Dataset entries
↓↓↓

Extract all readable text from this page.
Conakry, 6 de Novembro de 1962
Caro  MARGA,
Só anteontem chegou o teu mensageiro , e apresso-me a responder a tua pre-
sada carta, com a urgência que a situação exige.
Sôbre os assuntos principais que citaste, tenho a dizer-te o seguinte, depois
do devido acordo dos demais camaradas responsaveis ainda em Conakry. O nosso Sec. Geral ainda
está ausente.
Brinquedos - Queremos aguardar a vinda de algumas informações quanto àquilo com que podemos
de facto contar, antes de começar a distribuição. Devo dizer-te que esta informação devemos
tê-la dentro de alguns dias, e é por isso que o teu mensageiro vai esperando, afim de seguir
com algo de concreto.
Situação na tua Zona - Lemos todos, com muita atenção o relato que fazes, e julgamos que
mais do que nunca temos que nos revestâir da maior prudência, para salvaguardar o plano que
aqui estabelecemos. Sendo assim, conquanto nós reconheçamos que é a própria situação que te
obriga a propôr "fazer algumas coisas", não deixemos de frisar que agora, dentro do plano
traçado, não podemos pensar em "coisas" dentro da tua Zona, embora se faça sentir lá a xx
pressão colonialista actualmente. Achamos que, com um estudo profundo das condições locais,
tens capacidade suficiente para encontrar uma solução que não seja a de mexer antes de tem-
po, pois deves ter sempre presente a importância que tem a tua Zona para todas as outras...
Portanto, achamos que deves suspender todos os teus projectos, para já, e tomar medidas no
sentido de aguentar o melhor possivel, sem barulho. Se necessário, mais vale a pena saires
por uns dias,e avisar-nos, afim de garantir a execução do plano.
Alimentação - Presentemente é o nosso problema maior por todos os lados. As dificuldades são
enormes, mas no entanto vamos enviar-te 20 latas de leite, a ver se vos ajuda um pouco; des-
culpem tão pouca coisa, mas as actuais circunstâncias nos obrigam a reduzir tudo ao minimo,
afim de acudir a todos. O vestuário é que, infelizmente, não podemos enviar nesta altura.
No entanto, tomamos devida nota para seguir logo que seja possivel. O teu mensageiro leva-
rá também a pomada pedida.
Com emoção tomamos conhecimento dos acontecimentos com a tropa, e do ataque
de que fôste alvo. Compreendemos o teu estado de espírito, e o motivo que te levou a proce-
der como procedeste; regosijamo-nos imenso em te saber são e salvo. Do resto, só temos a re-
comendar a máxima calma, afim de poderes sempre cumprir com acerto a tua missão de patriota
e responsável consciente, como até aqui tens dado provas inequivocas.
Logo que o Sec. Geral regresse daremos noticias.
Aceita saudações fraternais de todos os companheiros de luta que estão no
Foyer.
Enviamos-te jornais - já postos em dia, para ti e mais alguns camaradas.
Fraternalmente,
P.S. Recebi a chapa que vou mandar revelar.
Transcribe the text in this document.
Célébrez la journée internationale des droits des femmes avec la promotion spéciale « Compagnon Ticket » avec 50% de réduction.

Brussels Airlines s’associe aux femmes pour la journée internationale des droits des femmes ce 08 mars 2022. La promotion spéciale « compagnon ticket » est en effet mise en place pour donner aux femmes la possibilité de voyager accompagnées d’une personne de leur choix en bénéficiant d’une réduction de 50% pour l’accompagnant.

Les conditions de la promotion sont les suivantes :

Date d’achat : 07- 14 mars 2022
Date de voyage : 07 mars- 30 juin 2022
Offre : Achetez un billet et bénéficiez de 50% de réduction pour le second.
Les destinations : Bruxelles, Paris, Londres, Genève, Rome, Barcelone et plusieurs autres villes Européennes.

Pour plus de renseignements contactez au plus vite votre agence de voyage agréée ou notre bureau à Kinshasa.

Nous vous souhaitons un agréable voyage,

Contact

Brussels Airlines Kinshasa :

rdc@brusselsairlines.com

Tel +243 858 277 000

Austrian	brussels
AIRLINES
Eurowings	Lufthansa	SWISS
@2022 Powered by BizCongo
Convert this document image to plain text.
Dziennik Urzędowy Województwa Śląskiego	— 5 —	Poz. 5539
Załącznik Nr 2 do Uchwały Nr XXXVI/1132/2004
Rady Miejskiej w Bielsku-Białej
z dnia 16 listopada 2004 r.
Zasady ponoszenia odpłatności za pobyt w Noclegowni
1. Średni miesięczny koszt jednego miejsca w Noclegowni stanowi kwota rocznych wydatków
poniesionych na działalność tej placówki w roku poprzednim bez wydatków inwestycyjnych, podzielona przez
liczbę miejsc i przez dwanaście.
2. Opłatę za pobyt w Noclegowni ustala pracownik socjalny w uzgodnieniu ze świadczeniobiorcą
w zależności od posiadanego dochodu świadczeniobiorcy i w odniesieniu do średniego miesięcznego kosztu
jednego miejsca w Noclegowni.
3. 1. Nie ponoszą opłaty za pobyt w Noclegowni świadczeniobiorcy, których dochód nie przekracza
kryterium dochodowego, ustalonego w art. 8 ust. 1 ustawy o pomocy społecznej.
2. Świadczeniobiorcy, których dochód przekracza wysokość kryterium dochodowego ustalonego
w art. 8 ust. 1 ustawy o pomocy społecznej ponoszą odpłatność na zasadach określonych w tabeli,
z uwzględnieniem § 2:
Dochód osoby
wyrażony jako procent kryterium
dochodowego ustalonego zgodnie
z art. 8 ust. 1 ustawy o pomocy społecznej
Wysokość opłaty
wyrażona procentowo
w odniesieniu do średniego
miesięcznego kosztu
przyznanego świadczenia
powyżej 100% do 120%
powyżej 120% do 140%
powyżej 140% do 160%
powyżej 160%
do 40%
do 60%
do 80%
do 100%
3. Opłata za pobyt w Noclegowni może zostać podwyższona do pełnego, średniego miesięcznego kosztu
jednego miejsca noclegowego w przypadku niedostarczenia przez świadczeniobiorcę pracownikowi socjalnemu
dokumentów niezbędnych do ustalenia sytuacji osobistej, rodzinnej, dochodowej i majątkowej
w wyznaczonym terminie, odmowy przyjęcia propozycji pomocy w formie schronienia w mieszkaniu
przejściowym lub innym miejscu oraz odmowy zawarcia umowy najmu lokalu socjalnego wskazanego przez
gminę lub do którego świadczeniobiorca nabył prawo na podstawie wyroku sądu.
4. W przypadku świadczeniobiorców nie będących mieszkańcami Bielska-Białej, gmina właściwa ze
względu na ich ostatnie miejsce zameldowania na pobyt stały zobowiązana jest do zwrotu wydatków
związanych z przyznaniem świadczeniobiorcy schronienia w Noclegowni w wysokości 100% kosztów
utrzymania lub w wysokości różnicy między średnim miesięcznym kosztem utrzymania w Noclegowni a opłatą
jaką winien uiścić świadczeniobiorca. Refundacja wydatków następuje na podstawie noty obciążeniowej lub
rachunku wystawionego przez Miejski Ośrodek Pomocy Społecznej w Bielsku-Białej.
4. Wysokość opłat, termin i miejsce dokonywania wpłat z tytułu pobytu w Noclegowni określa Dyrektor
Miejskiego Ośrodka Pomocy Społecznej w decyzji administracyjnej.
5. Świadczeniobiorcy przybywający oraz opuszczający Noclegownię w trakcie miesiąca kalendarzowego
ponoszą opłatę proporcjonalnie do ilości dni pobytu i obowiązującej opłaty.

↑↑↑

- **Job**: Repeat all of the records above exactly as written.

- **Solution to this problem**:
Extract all readable text from this page.
Conakry, 6 de Novembro de 1962
Caro  MARGA,
Só anteontem chegou o teu mensageiro , e apresso-me a responder a tua pre-
sada carta, com a urgência que a situação exige.
Sôbre os assuntos principais que citaste, tenho a dizer-te o seguinte, depois
do devido acordo dos demais camaradas responsaveis ainda em Conakry. O nosso Sec. Geral ainda
está ausente.
Brinquedos - Queremos aguardar a vinda de algumas informações quanto àquilo com que podemos
de facto contar, antes de começar a distribuição. Devo dizer-te que esta informação devemos
tê-la dentro de alguns dias, e é por isso que o teu mensageiro vai esperando, afim de seguir
com algo de concreto.
Situação na tua Zona - Lemos todos, com muita atenção o relato que fazes, e julgamos que
mais do que nunca temos que nos revestâir da maior prudência, para salvaguardar o plano que
aqui estabelecemos. Sendo assim, conquanto nós reconheçamos que é a própria situação que te
obriga a propôr "fazer algumas coisas", não deixemos de frisar que agora, dentro do plano
traçado, não podemos pensar em "coisas" dentro da tua Zona, embora se faça sentir lá a xx
pressão colonialista actualmente. Achamos que, com um estudo profundo das condições locais,
tens capacidade suficiente para encontrar uma solução que não seja a de mexer antes de tem-
po, pois deves ter sempre presente a importância que tem a tua Zona para todas as outras...
Portanto, achamos que deves suspender todos os teus projectos, para já, e tomar medidas no
sentido de aguentar o melhor possivel, sem barulho. Se necessário, mais vale a pena saires
por uns dias,e avisar-nos, afim de garantir a execução do plano.
Alimentação - Presentemente é o nosso problema maior por todos os lados. As dificuldades são
enormes, mas no entanto vamos enviar-te 20 latas de leite, a ver se vos ajuda um pouco; des-
culpem tão pouca coisa, mas as actuais circunstâncias nos obrigam a reduzir tudo ao minimo,
afim de acudir a todos. O vestuário é que, infelizmente, não podemos enviar nesta altura.
No entanto, tomamos devida nota para seguir logo que seja possivel. O teu mensageiro leva-
rá também a pomada pedida.
Com emoção tomamos conhecimento dos acontecimentos com a tropa, e do ataque
de que fôste alvo. Compreendemos o teu estado de espírito, e o motivo que te levou a proce-
der como procedeste; regosijamo-nos imenso em te saber são e salvo. Do resto, só temos a re-
comendar a máxima calma, afim de poderes sempre cumprir com acerto a tua missão de patriota
e responsável consciente, como até aqui tens dado provas inequivocas.
Logo que o Sec. Geral regresse daremos noticias.
Aceita saudações fraternais de todos os companheiros de luta que estão no
Foyer.
Enviamos-te jornais - já postos em dia, para ti e mais alguns camaradas.
Fraternalmente,
P.S. Recebi a chapa que vou mandar revelar.
Transcribe the text in this document.
Célébrez la journée internationale des droits des femmes avec la promotion spéciale « Compagnon Ticket » avec 50% de réduction.

Brussels Airlines s’associe aux femmes pour la journée internationale des droits des femmes ce 08 mars 2022. La promotion spéciale « compagnon ticket » est en effet mise en place pour donner aux femmes la possibilité de voyager accompagnées d’une personne de leur choix en bénéficiant d’une réduction de 50% pour l’accompagnant.

Les conditions de la promotion sont les suivantes :

Date d’achat : 07- 14 mars 2022
Date de voyage : 07 mars- 30 juin 2022
Offre : Achetez un billet et bénéficiez de 50% de réduction pour le second.
Les destinations : Bruxelles, Paris, Londres, Genève, Rome, Barcelone et plusieurs autres villes Européennes.

Pour plus de renseignements contactez au plus vite votre agence de voyage agréée ou notre bureau à Kinshasa.

Nous vous souhaitons un agréable voyage,

Contact

Brussels Airlines Kinshasa :

rdc@brusselsairlines.com

Tel +243 858 277 000

Austrian	brussels
AIRLINES
Eurowings	Lufthansa	SWISS
@2022 Powered by BizCongo
Convert this document image to plain text.
Dziennik Urzędowy Województwa Śląskiego	— 5 —	Poz. 5539
Załącznik Nr 2 do Uchwały Nr XXXVI/1132/2004
Rady Miejskiej w Bielsku-Białej
z dnia 16 listopada 2004 r.
Zasady ponoszenia odpłatności za pobyt w Noclegowni
1. Średni miesięczny koszt jednego miejsca w Noclegowni stanowi kwota rocznych wydatków
poniesionych na działalność tej placówki w roku poprzednim bez wydatków inwestycyjnych, podzielona przez
liczbę miejsc i przez dwanaście.
2. Opłatę za pobyt w Noclegowni ustala pracownik socjalny w uzgodnieniu ze świadczeniobiorcą
w zależności od posiadanego dochodu świadczeniobiorcy i w odniesieniu do średniego miesięcznego kosztu
jednego miejsca w Noclegowni.
3. 1. Nie ponoszą opłaty za pobyt w Noclegowni świadczeniobiorcy, których dochód nie przekracza
kryterium dochodowego, ustalonego w art. 8 ust. 1 ustawy o pomocy społecznej.
2. Świadczeniobiorcy, których dochód przekracza wysokość kryterium dochodowego ustalonego
w art. 8 ust. 1 ustawy o pomocy społecznej ponoszą odpłatność na zasadach określonych w tabeli,
z uwzględnieniem § 2:
Dochód osoby
wyrażony jako procent kryterium
dochodowego ustalonego zgodnie
z art. 8 ust. 1 ustawy o pomocy społecznej
Wysokość opłaty
wyrażona procentowo
w odniesieniu do średniego
miesięcznego kosztu
przyznanego świadczenia
powyżej 100% do 120%
powyżej 120% do 140%
powyżej 140% do 160%
powyżej 160%
do 40%
do 60%
do 80%
do 100%
3. Opłata za pobyt w Noclegowni może zostać podwyższona do pełnego, średniego miesięcznego kosztu
jednego miejsca noclegowego w przypadku niedostarczenia przez świadczeniobiorcę pracownikowi socjalnemu
dokumentów niezbędnych do ustalenia sytuacji osobistej, rodzinnej, dochodowej i majątkowej
w wyznaczonym terminie, odmowy przyjęcia propozycji pomocy w formie schronienia w mieszkaniu
przejściowym lub innym miejscu oraz odmowy zawarcia umowy najmu lokalu socjalnego wskazanego przez
gminę lub do którego świadczeniobiorca nabył prawo na podstawie wyroku sądu.
4. W przypadku świadczeniobiorców nie będących mieszkańcami Bielska-Białej, gmina właściwa ze
względu na ich ostatnie miejsce zameldowania na pobyt stały zobowiązana jest do zwrotu wydatków
związanych z przyznaniem świadczeniobiorcy schronienia w Noclegowni w wysokości 100% kosztów
utrzymania lub w wysokości różnicy między średnim miesięcznym kosztem utrzymania w Noclegowni a opłatą
jaką winien uiścić świadczeniobiorca. Refundacja wydatków następuje na podstawie noty obciążeniowej lub
rachunku wystawionego przez Miejski Ośrodek Pomocy Społecznej w Bielsku-Białej.
4. Wysokość opłat, termin i miejsce dokonywania wpłat z tytułu pobytu w Noclegowni określa Dyrektor
Miejskiego Ośrodka Pomocy Społecznej w decyzji administracyjnej.
5. Świadczeniobiorcy przybywający oraz opuszczający Noclegownię w trakcie miesiąca kalendarzowego
ponoszą opłatę proporcjonalnie do ilości dni pobytu i obowiązującej opłaty.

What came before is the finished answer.